Compile every line that includes the word "result".

[Begin Dataset entries]

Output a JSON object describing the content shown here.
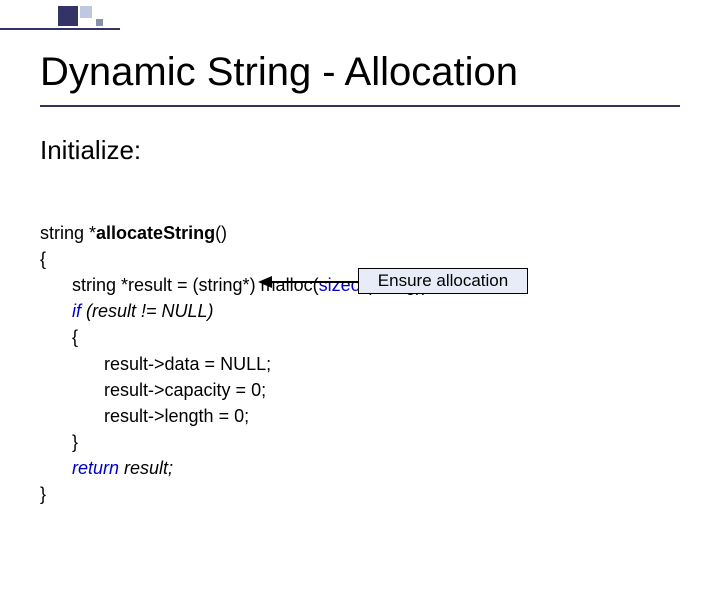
{
  "title": "Dynamic String - Allocation",
  "subtitle": "Initialize:",
  "code": {
    "l1_pre": "string *",
    "l1_bold": "allocateString",
    "l1_post": "()",
    "l2": "{",
    "l3_a": "string *result = (string*) malloc(",
    "l3_kw": "sizeof",
    "l3_b": "(string));",
    "l4_kw": "if",
    "l4_rest": " (result != NULL)",
    "l5": "{",
    "l6": "result->data = NULL;",
    "l7": "result->capacity = 0;",
    "l8": "result->length = 0;",
    "l9": "}",
    "l10_kw": "return",
    "l10_rest": " result;",
    "l11": "}"
  },
  "callout": "Ensure allocation",
  "colors": {
    "keyword": "#0000cc",
    "callout_bg": "#e8ecf8",
    "callout_border": "#000000",
    "divider": "#333355",
    "deco_dark": "#333366"
  },
  "fonts": {
    "title_size_pt": 30,
    "subtitle_size_pt": 20,
    "code_size_pt": 14,
    "callout_size_pt": 13
  }
}
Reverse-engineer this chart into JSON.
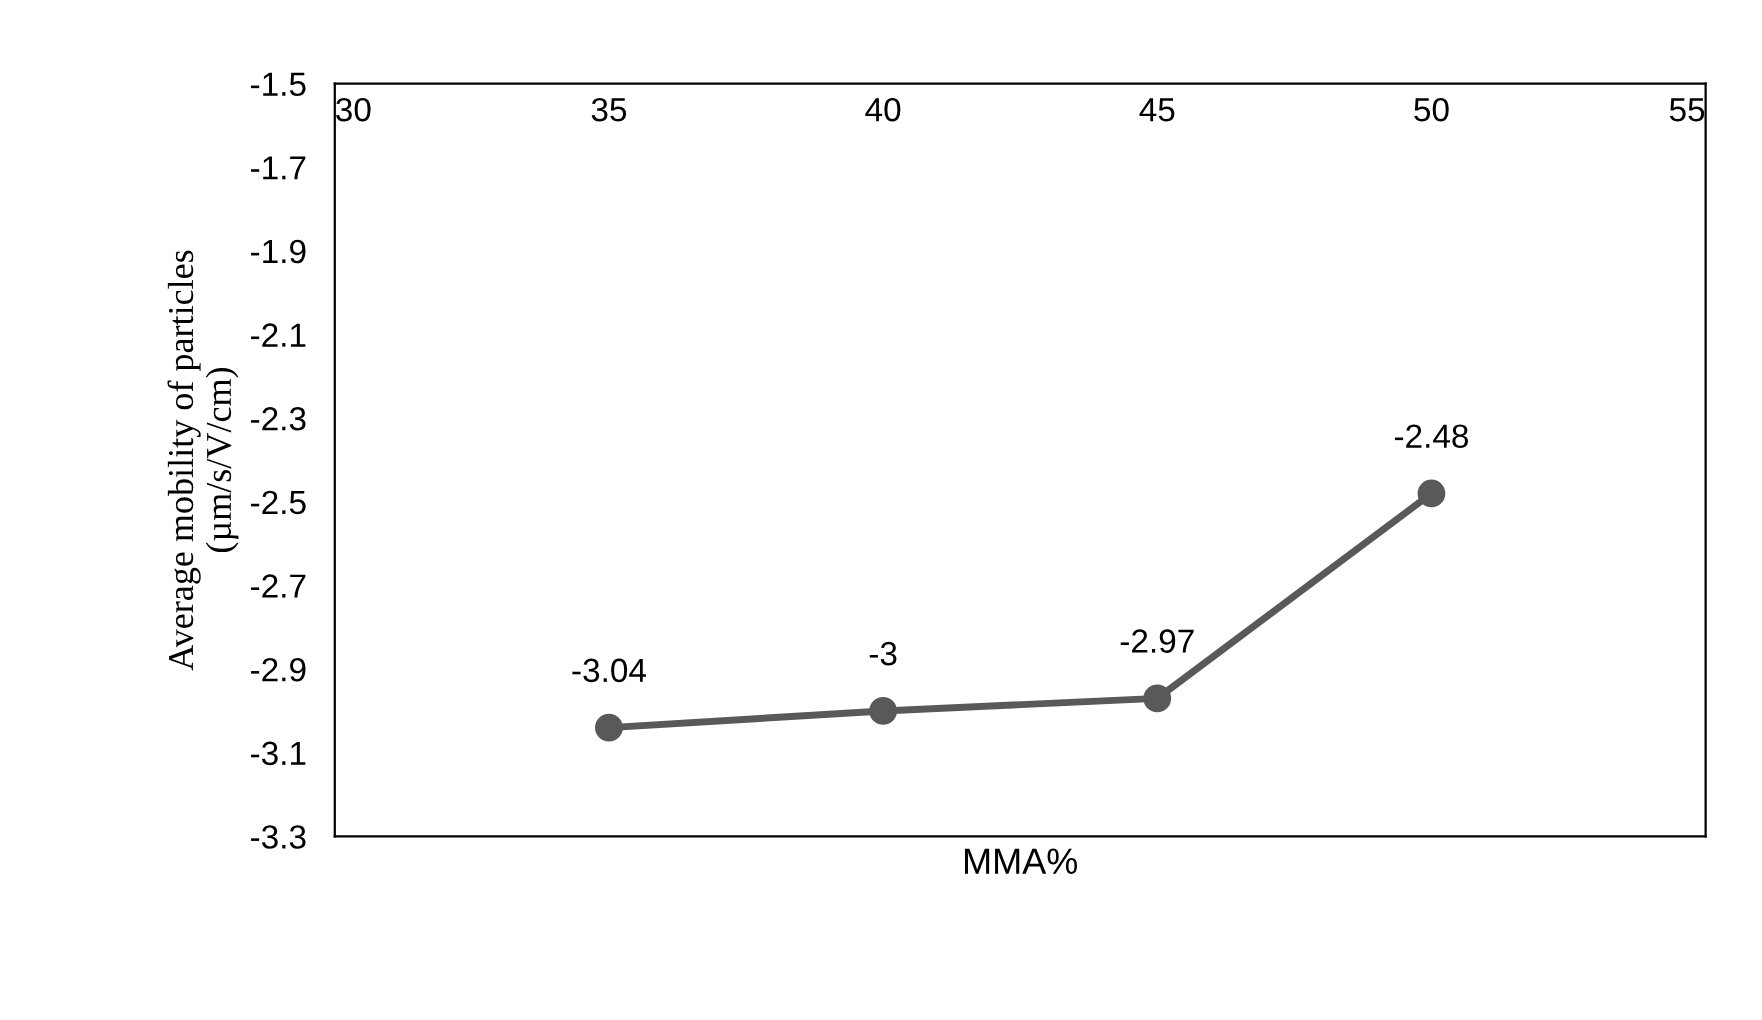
{
  "chart_data": {
    "type": "line",
    "xlabel": "MMA%",
    "ylabel": "Average mobility of particles\n(µm/s/V/cm)",
    "x": [
      35,
      40,
      45,
      50
    ],
    "series": [
      {
        "color": "#595959",
        "values": [
          -3.04,
          -3.0,
          -2.97,
          -2.48
        ]
      }
    ],
    "xlim": [
      30,
      55
    ],
    "xticks": [
      30,
      35,
      40,
      45,
      50,
      55
    ],
    "ylim": [
      -3.3,
      -1.5
    ],
    "yticks": [
      -3.3,
      -3.1,
      -2.9,
      -2.7,
      -2.5,
      -2.3,
      -2.1,
      -1.9,
      -1.7,
      -1.5
    ],
    "marker": "circle",
    "line_style": "solid",
    "grid": false,
    "data_labels": true
  }
}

[End Dataset entries]

» Completed task
    "l3_a": "string *result = (string*) malloc(",
    "l4_rest": " (result != NULL)",
    "l6": "result->data = NULL;",
    "l7": "result->capacity = 0;",
    "l8": "result->length = 0;",
    "l10_rest": " result;",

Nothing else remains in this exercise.